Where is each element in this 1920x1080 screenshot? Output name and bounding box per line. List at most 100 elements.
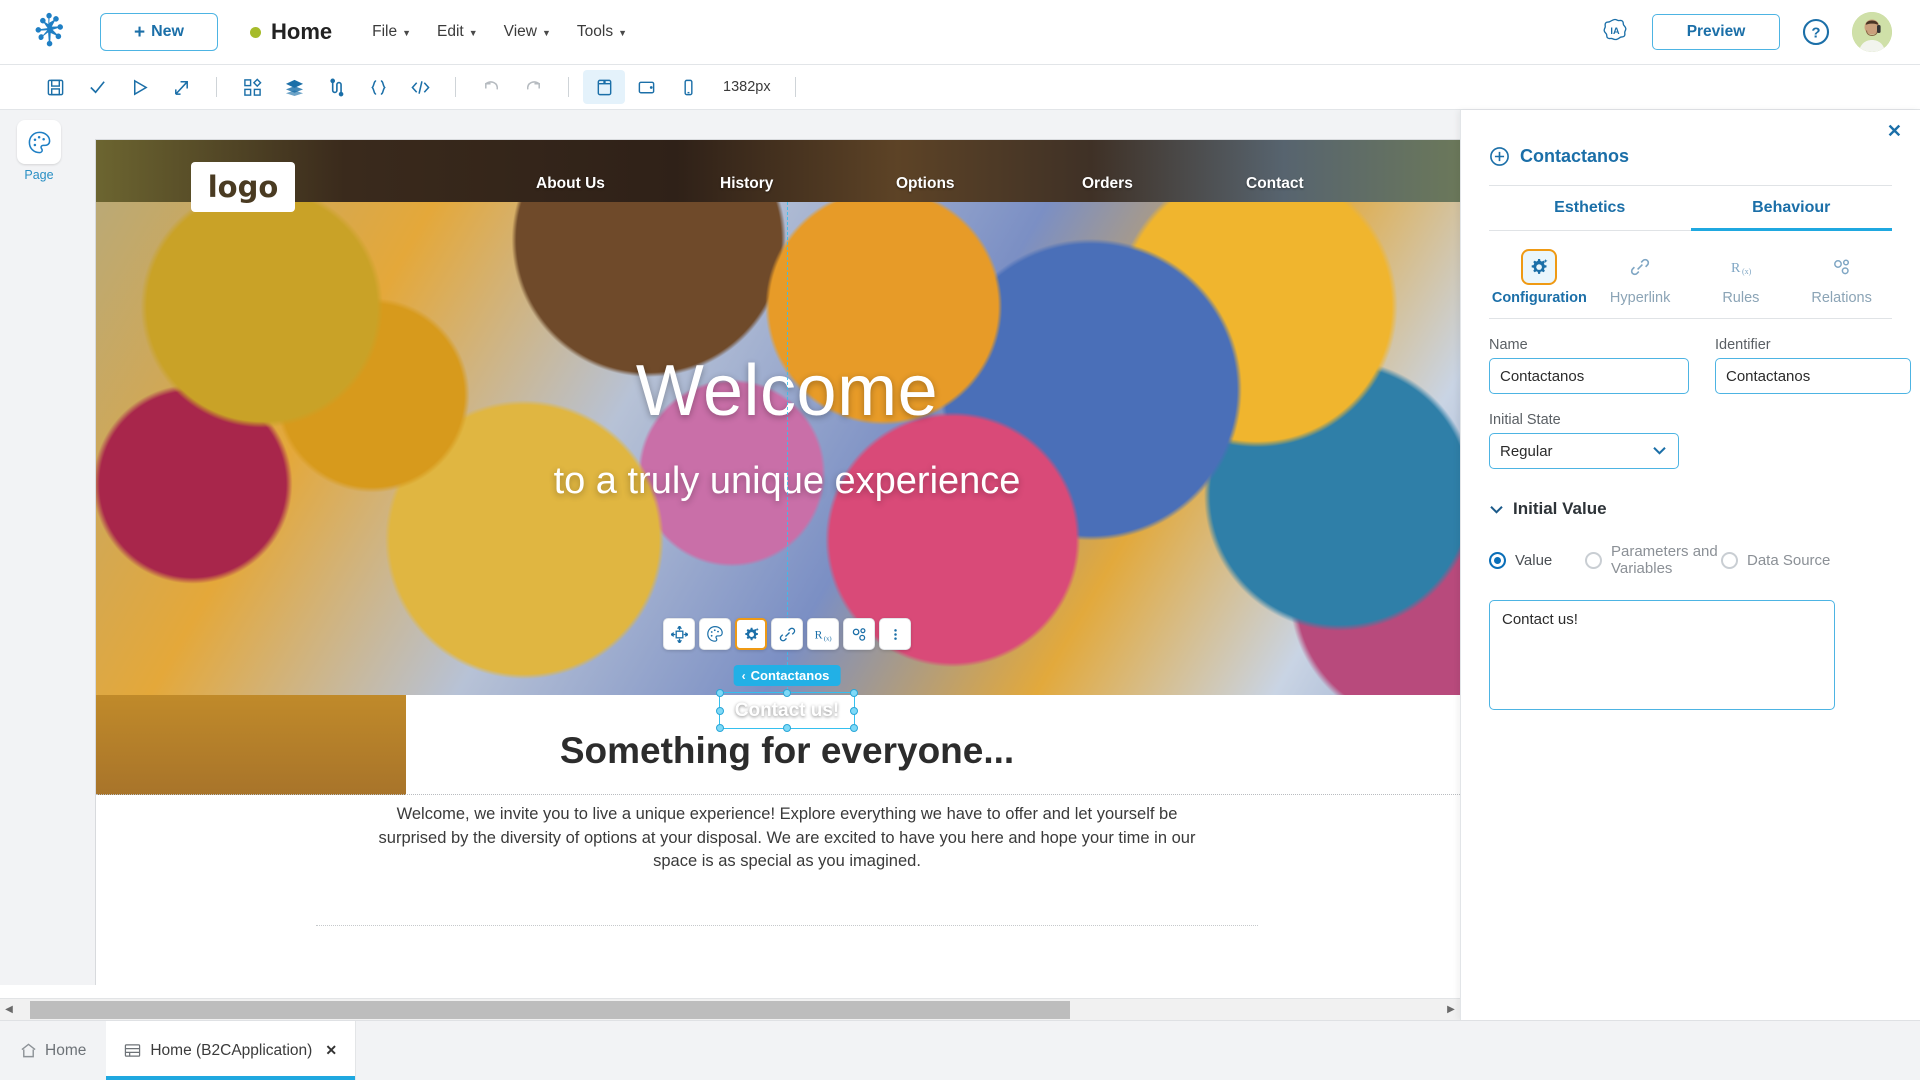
code-icon[interactable] [399,70,441,104]
close-icon[interactable]: ✕ [1887,122,1902,140]
radio-value[interactable]: Value [1489,552,1585,569]
home-icon [21,1043,36,1058]
ia-badge-icon[interactable]: IA [1600,17,1630,47]
initial-value-textarea[interactable]: Contact us! [1489,599,1835,710]
resize-handle-se[interactable] [850,724,858,732]
rail-item-page[interactable]: Page [17,120,61,182]
element-breadcrumb-tag[interactable]: ‹ Contactanos [733,665,841,686]
run-icon[interactable] [118,70,160,104]
more-options-icon[interactable] [879,618,911,650]
resize-handle-nw[interactable] [716,689,724,697]
resize-handle-sw[interactable] [716,724,724,732]
menu-bar: File ▼ Edit ▼ View ▼ Tools ▼ [372,23,627,41]
rules-icon[interactable]: R (x) [807,618,839,650]
canvas-horizontal-scrollbar[interactable]: ◀ ▶ [0,998,1460,1020]
application-window: + New Home File ▼ Edit ▼ View ▼ Tools ▼ [0,0,1920,1080]
resize-handle-ne[interactable] [850,689,858,697]
scrollbar-thumb[interactable] [30,1000,1070,1019]
layers-icon[interactable] [273,70,315,104]
section-title[interactable]: Something for everyone... [96,730,1478,772]
genexus-logo-icon[interactable] [28,9,74,55]
identifier-input[interactable] [1715,358,1911,394]
close-icon[interactable]: ✕ [325,1042,337,1059]
panel-divider-2 [1489,318,1892,319]
subtab-rules-label: Rules [1722,290,1760,306]
tablet-view-icon[interactable] [625,70,667,104]
initial-value-section-header[interactable]: Initial Value [1489,499,1892,519]
menu-file[interactable]: File ▼ [372,23,411,41]
avatar[interactable] [1852,12,1892,52]
content-section: Something for everyone... Welcome, we in… [96,695,1478,985]
nav-item-about-us[interactable]: About Us [536,175,605,193]
nav-item-options[interactable]: Options [896,175,955,193]
menu-edit[interactable]: Edit ▼ [437,23,478,41]
section-paragraph[interactable]: Welcome, we invite you to live a unique … [372,803,1202,874]
nav-item-contact[interactable]: Contact [1246,175,1304,193]
selected-element-contact-button[interactable]: Contact us! [716,689,858,732]
braces-icon[interactable] [357,70,399,104]
resize-handle-s[interactable] [783,724,791,732]
plus-circle-icon[interactable] [1489,146,1510,167]
svg-text:IA: IA [1610,26,1620,36]
subtab-hyperlink[interactable]: Hyperlink [1590,249,1691,306]
subtab-hyperlink-label: Hyperlink [1609,290,1671,306]
desktop-view-icon[interactable] [583,70,625,104]
move-icon[interactable] [663,618,695,650]
bottom-tab-label: Home (B2CApplication) [150,1041,313,1059]
subtab-configuration[interactable]: Configuration [1489,249,1590,306]
top-bar-right: IA Preview ? [1600,12,1902,52]
nav-item-orders[interactable]: Orders [1082,175,1133,193]
mobile-view-icon[interactable] [667,70,709,104]
data-icon[interactable] [315,70,357,104]
bottom-home-tab[interactable]: Home [0,1021,106,1080]
save-icon[interactable] [34,70,76,104]
panel-header: Contactanos [1461,110,1920,167]
relations-icon[interactable] [843,618,875,650]
nav-item-history[interactable]: History [720,175,773,193]
initial-value-section-label: Initial Value [1513,499,1607,518]
page-status-dot [250,26,261,38]
svg-text:(x): (x) [824,635,832,642]
subtab-rules[interactable]: R (x) Rules [1691,249,1792,306]
radio-parameters-and-variables[interactable]: Parameters and Variables [1585,543,1721,578]
resize-handle-w[interactable] [716,706,724,715]
chevron-down-icon: ▼ [402,28,412,38]
svg-text:R: R [1731,261,1741,276]
settings-gear-icon[interactable] [735,618,767,650]
name-input[interactable] [1489,358,1689,394]
resize-handle-n[interactable] [783,689,791,697]
page-canvas[interactable]: logo About Us History Options Orders Con… [96,140,1478,985]
scrollbar-track[interactable] [18,1000,1442,1019]
preview-button[interactable]: Preview [1652,14,1780,50]
canvas-width-value[interactable]: 1382px [723,79,771,95]
chevron-down-icon: ▼ [542,28,551,38]
question-circle-icon[interactable]: ? [1802,18,1830,46]
check-icon[interactable] [76,70,118,104]
name-label: Name [1489,337,1528,353]
menu-view[interactable]: View ▼ [504,23,551,41]
redo-icon[interactable] [512,70,554,104]
new-button[interactable]: + New [100,13,218,51]
resize-handle-e[interactable] [850,706,858,715]
left-rail: Page [0,110,78,985]
panel-title: Contactanos [1520,146,1630,166]
initial-value-radio-group: Value Parameters and Variables Data Sour… [1489,543,1892,578]
undo-icon[interactable] [470,70,512,104]
site-logo[interactable]: logo [191,162,295,212]
initial-state-select[interactable]: Regular [1489,433,1679,469]
subtab-relations[interactable]: Relations [1791,249,1892,306]
radio-data-source[interactable]: Data Source [1721,552,1830,569]
tab-esthetics[interactable]: Esthetics [1489,186,1691,231]
deploy-icon[interactable] [160,70,202,104]
scroll-left-arrow[interactable]: ◀ [0,1004,18,1015]
palette-icon[interactable] [699,618,731,650]
menu-tools[interactable]: Tools ▼ [577,23,627,41]
scroll-right-arrow[interactable]: ▶ [1442,1004,1460,1015]
initial-state-row: Initial State Regular [1489,412,1892,469]
link-icon[interactable] [771,618,803,650]
toolbar-separator [216,77,217,97]
bottom-active-tab[interactable]: Home (B2CApplication) ✕ [106,1021,357,1080]
tab-behaviour[interactable]: Behaviour [1690,186,1892,231]
components-icon[interactable] [231,70,273,104]
svg-text:R: R [815,628,823,641]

▶ _SET EXERCISE_:
Rewrite the records above, changing every "interactable" to "clickable" and leaving everything else as it is. Omit the pictures.

▶ _CORRECT RESULT_:
Where is each element in this 1920x1080 screenshot? Output name and bounding box per line. List at most 100 elements.
code-icon[clickable] [399,70,441,104]
close-icon[clickable]: ✕ [1887,122,1902,140]
radio-value[clickable]: Value [1489,552,1585,569]
home-icon [21,1043,36,1058]
ia-badge-icon[clickable]: IA [1600,17,1630,47]
initial-value-textarea[clickable]: Contact us! [1489,599,1835,710]
resize-handle-se[clickable] [850,724,858,732]
rail-item-page[clickable]: Page [17,120,61,182]
element-breadcrumb-tag[clickable]: ‹ Contactanos [733,665,841,686]
run-icon[clickable] [118,70,160,104]
more-options-icon[clickable] [879,618,911,650]
resize-handle-nw[clickable] [716,689,724,697]
resize-handle-sw[clickable] [716,724,724,732]
menu-bar: File ▼ Edit ▼ View ▼ Tools ▼ [372,23,627,41]
rules-icon[clickable]: R (x) [807,618,839,650]
canvas-horizontal-scrollbar[clickable]: ◀ ▶ [0,998,1460,1020]
application-window: + New Home File ▼ Edit ▼ View ▼ Tools ▼ [0,0,1920,1080]
resize-handle-ne[clickable] [850,689,858,697]
scrollbar-thumb[clickable] [30,1000,1070,1019]
layers-icon[clickable] [273,70,315,104]
section-title[clickable]: Something for everyone... [96,730,1478,772]
genexus-logo-icon[clickable] [28,9,74,55]
identifier-input[clickable] [1715,358,1911,394]
close-icon[clickable]: ✕ [325,1042,337,1059]
panel-divider-2 [1489,318,1892,319]
subtab-rules-label: Rules [1722,290,1760,306]
tablet-view-icon[clickable] [625,70,667,104]
initial-value-section-header[clickable]: Initial Value [1489,499,1892,519]
menu-file[clickable]: File ▼ [372,23,411,41]
avatar[clickable] [1852,12,1892,52]
content-section: Something for everyone... Welcome, we in… [96,695,1478,985]
nav-item-about-us[clickable]: About Us [536,175,605,193]
nav-item-options[clickable]: Options [896,175,955,193]
menu-edit[clickable]: Edit ▼ [437,23,478,41]
section-paragraph[clickable]: Welcome, we invite you to live a unique … [372,803,1202,874]
nav-item-contact[clickable]: Contact [1246,175,1304,193]
selected-element-contact-button[clickable]: Contact us! [716,689,858,732]
braces-icon[clickable] [357,70,399,104]
resize-handle-s[clickable] [783,724,791,732]
plus-circle-icon[clickable] [1489,146,1510,167]
svg-text:IA: IA [1610,26,1620,36]
subtab-hyperlink[clickable]: Hyperlink [1590,249,1691,306]
subtab-hyperlink-label: Hyperlink [1609,290,1671,306]
desktop-view-icon[clickable] [583,70,625,104]
move-icon[clickable] [663,618,695,650]
bottom-tab-label: Home (B2CApplication) [150,1041,313,1059]
subtab-configuration[clickable]: Configuration [1489,249,1590,306]
top-bar-right: IA Preview ? [1600,12,1902,52]
nav-item-orders[clickable]: Orders [1082,175,1133,193]
mobile-view-icon[clickable] [667,70,709,104]
data-icon[clickable] [315,70,357,104]
bottom-home-tab[clickable]: Home [0,1021,106,1080]
save-icon[clickable] [34,70,76,104]
panel-header: Contactanos [1461,110,1920,167]
relations-icon[clickable] [843,618,875,650]
nav-item-history[clickable]: History [720,175,773,193]
initial-value-section-label: Initial Value [1513,499,1607,518]
page-status-dot [250,26,261,38]
svg-text:(x): (x) [824,635,832,642]
subtab-rules[clickable]: R (x) Rules [1691,249,1792,306]
radio-parameters-and-variables[clickable]: Parameters and Variables [1585,543,1721,578]
resize-handle-w[clickable] [716,706,724,715]
chevron-down-icon: ▼ [402,28,412,38]
svg-text:R: R [1731,261,1741,276]
settings-gear-icon[clickable] [735,618,767,650]
name-input[clickable] [1489,358,1689,394]
resize-handle-n[clickable] [783,689,791,697]
page-canvas[clickable]: logo About Us History Options Orders Con… [96,140,1478,985]
scrollbar-track[clickable] [18,1000,1442,1019]
preview-button[clickable]: Preview [1652,14,1780,50]
canvas-width-value[clickable]: 1382px [723,79,771,95]
chevron-down-icon: ▼ [542,28,551,38]
question-circle-icon[clickable]: ? [1802,18,1830,46]
check-icon[clickable] [76,70,118,104]
name-label: Name [1489,337,1528,353]
menu-view[clickable]: View ▼ [504,23,551,41]
redo-icon[clickable] [512,70,554,104]
new-button[clickable]: + New [100,13,218,51]
resize-handle-e[clickable] [850,706,858,715]
left-rail: Page [0,110,78,985]
panel-title: Contactanos [1520,146,1630,166]
initial-value-radio-group: Value Parameters and Variables Data Sour… [1489,543,1892,578]
undo-icon[clickable] [470,70,512,104]
site-logo[clickable]: logo [191,162,295,212]
initial-state-select[clickable]: Regular [1489,433,1679,469]
subtab-relations[clickable]: Relations [1791,249,1892,306]
radio-data-source[clickable]: Data Source [1721,552,1830,569]
tab-esthetics[clickable]: Esthetics [1489,186,1691,231]
deploy-icon[clickable] [160,70,202,104]
scroll-left-arrow[clickable]: ◀ [0,1004,18,1015]
palette-icon[clickable] [699,618,731,650]
menu-tools[clickable]: Tools ▼ [577,23,627,41]
scroll-right-arrow[clickable]: ▶ [1442,1004,1460,1015]
initial-state-row: Initial State Regular [1489,412,1892,469]
link-icon[clickable] [771,618,803,650]
toolbar-separator [216,77,217,97]
bottom-active-tab[clickable]: Home (B2CApplication) ✕ [106,1021,357,1080]
tab-behaviour[clickable]: Behaviour [1690,186,1892,231]
components-icon[clickable] [231,70,273,104]
svg-text:R: R [815,628,823,641]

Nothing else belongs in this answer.